BEGIN MATERIAL FOR THE TASK

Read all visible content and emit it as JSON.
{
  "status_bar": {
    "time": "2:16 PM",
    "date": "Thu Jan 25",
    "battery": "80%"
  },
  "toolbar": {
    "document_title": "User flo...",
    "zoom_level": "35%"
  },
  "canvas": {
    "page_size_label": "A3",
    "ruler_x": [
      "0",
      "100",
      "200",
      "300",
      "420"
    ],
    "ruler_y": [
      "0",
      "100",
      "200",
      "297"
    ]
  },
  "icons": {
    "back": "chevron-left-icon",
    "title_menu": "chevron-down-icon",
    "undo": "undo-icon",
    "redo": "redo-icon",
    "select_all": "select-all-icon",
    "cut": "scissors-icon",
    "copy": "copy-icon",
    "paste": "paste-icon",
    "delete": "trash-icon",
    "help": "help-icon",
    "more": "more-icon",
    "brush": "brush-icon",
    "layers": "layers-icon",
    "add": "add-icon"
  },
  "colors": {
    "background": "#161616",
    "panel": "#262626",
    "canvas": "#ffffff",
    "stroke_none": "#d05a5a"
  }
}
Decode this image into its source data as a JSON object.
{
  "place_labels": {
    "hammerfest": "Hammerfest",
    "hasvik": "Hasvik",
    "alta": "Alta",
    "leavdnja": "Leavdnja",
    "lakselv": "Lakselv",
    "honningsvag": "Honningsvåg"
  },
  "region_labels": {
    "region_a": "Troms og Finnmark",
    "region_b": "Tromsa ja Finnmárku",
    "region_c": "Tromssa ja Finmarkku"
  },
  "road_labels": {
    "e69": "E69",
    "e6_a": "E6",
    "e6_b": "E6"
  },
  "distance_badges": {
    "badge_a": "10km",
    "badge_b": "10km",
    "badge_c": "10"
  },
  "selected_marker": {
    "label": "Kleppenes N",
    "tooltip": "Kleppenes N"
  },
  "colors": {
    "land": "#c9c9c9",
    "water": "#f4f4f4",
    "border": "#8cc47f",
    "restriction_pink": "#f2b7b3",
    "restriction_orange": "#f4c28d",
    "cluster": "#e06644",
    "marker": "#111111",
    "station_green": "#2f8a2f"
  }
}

END MATERIAL FOR THE TASK

PROBLEM TO SOLVE: Pick out every line holding the string "chevron" and return it.

WRITTEN ANSWER:
    "back": "chevron-left-icon",
    "title_menu": "chevron-down-icon",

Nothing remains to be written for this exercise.